Dataset rows about figures:

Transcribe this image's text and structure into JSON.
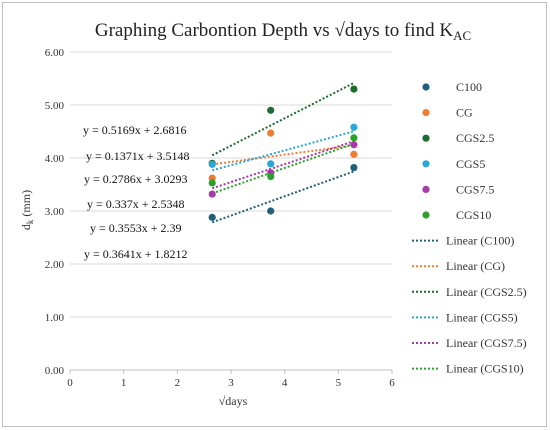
{
  "chart_data": {
    "type": "scatter",
    "title": "Graphing Carbontion Depth vs √days to find K",
    "title_subscript": "AC",
    "xlabel": "√days",
    "ylabel": "d",
    "ylabel_subscript": "k",
    "ylabel_unit": " (mm)",
    "xlim": [
      0,
      6
    ],
    "ylim": [
      0,
      6
    ],
    "x_ticks": [
      "0",
      "1",
      "2",
      "3",
      "4",
      "5",
      "6"
    ],
    "y_ticks": [
      "0.00",
      "1.00",
      "2.00",
      "3.00",
      "4.00",
      "5.00",
      "6.00"
    ],
    "grid": "horizontal",
    "legend_position": "right",
    "series": [
      {
        "name": "C100",
        "color": "#1f5f7a",
        "x": [
          2.65,
          3.74,
          5.29
        ],
        "y": [
          2.88,
          3.0,
          3.82
        ],
        "trend_label": "Linear (C100)",
        "slope": 0.3641,
        "intercept": 1.8212,
        "equation": "y = 0.3641x + 1.8212"
      },
      {
        "name": "CG",
        "color": "#ed7d31",
        "x": [
          2.65,
          3.74,
          5.29
        ],
        "y": [
          3.62,
          4.47,
          4.07
        ],
        "trend_label": "Linear (CG)",
        "slope": 0.1371,
        "intercept": 3.5148,
        "equation": "y = 0.1371x + 3.5148"
      },
      {
        "name": "CGS2.5",
        "color": "#1e6b2e",
        "x": [
          2.65,
          3.74,
          5.29
        ],
        "y": [
          3.9,
          4.9,
          5.3
        ],
        "trend_label": "Linear (CGS2.5)",
        "slope": 0.5169,
        "intercept": 2.6816,
        "equation": "y = 0.5169x + 2.6816"
      },
      {
        "name": "CGS5",
        "color": "#29a8d8",
        "x": [
          2.65,
          3.74,
          5.29
        ],
        "y": [
          3.88,
          3.89,
          4.58
        ],
        "trend_label": "Linear (CGS5)",
        "slope": 0.2786,
        "intercept": 3.0293,
        "equation": "y = 0.2786x + 3.0293"
      },
      {
        "name": "CGS7.5",
        "color": "#a63ba6",
        "x": [
          2.65,
          3.74,
          5.29
        ],
        "y": [
          3.32,
          3.72,
          4.25
        ],
        "trend_label": "Linear (CGS7.5)",
        "slope": 0.337,
        "intercept": 2.5348,
        "equation": "y = 0.337x + 2.5348"
      },
      {
        "name": "CGS10",
        "color": "#2ca02c",
        "x": [
          2.65,
          3.74,
          5.29
        ],
        "y": [
          3.53,
          3.65,
          4.38
        ],
        "trend_label": "Linear (CGS10)",
        "slope": 0.3553,
        "intercept": 2.39,
        "equation": "y = 0.3553x + 2.39"
      }
    ],
    "equations_order": [
      "y = 0.5169x + 2.6816",
      "y = 0.1371x + 3.5148",
      "y = 0.2786x + 3.0293",
      "y = 0.337x + 2.5348",
      "y = 0.3553x + 2.39",
      "y = 0.3641x + 1.8212"
    ]
  }
}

**TASK DIRECTIONS**
Every record is to be reproduced exactly, with no pictures included.

**TASK ANSWER**
Transcribe this image's text and structure into JSON.
{
  "chart_data": {
    "type": "scatter",
    "title": "Graphing Carbontion Depth vs √days to find K",
    "title_subscript": "AC",
    "xlabel": "√days",
    "ylabel": "d",
    "ylabel_subscript": "k",
    "ylabel_unit": " (mm)",
    "xlim": [
      0,
      6
    ],
    "ylim": [
      0,
      6
    ],
    "x_ticks": [
      "0",
      "1",
      "2",
      "3",
      "4",
      "5",
      "6"
    ],
    "y_ticks": [
      "0.00",
      "1.00",
      "2.00",
      "3.00",
      "4.00",
      "5.00",
      "6.00"
    ],
    "grid": "horizontal",
    "legend_position": "right",
    "series": [
      {
        "name": "C100",
        "color": "#1f5f7a",
        "x": [
          2.65,
          3.74,
          5.29
        ],
        "y": [
          2.88,
          3.0,
          3.82
        ],
        "trend_label": "Linear (C100)",
        "slope": 0.3641,
        "intercept": 1.8212,
        "equation": "y = 0.3641x + 1.8212"
      },
      {
        "name": "CG",
        "color": "#ed7d31",
        "x": [
          2.65,
          3.74,
          5.29
        ],
        "y": [
          3.62,
          4.47,
          4.07
        ],
        "trend_label": "Linear (CG)",
        "slope": 0.1371,
        "intercept": 3.5148,
        "equation": "y = 0.1371x + 3.5148"
      },
      {
        "name": "CGS2.5",
        "color": "#1e6b2e",
        "x": [
          2.65,
          3.74,
          5.29
        ],
        "y": [
          3.9,
          4.9,
          5.3
        ],
        "trend_label": "Linear (CGS2.5)",
        "slope": 0.5169,
        "intercept": 2.6816,
        "equation": "y = 0.5169x + 2.6816"
      },
      {
        "name": "CGS5",
        "color": "#29a8d8",
        "x": [
          2.65,
          3.74,
          5.29
        ],
        "y": [
          3.88,
          3.89,
          4.58
        ],
        "trend_label": "Linear (CGS5)",
        "slope": 0.2786,
        "intercept": 3.0293,
        "equation": "y = 0.2786x + 3.0293"
      },
      {
        "name": "CGS7.5",
        "color": "#a63ba6",
        "x": [
          2.65,
          3.74,
          5.29
        ],
        "y": [
          3.32,
          3.72,
          4.25
        ],
        "trend_label": "Linear (CGS7.5)",
        "slope": 0.337,
        "intercept": 2.5348,
        "equation": "y = 0.337x + 2.5348"
      },
      {
        "name": "CGS10",
        "color": "#2ca02c",
        "x": [
          2.65,
          3.74,
          5.29
        ],
        "y": [
          3.53,
          3.65,
          4.38
        ],
        "trend_label": "Linear (CGS10)",
        "slope": 0.3553,
        "intercept": 2.39,
        "equation": "y = 0.3553x + 2.39"
      }
    ],
    "equations_order": [
      "y = 0.5169x + 2.6816",
      "y = 0.1371x + 3.5148",
      "y = 0.2786x + 3.0293",
      "y = 0.337x + 2.5348",
      "y = 0.3553x + 2.39",
      "y = 0.3641x + 1.8212"
    ]
  }
}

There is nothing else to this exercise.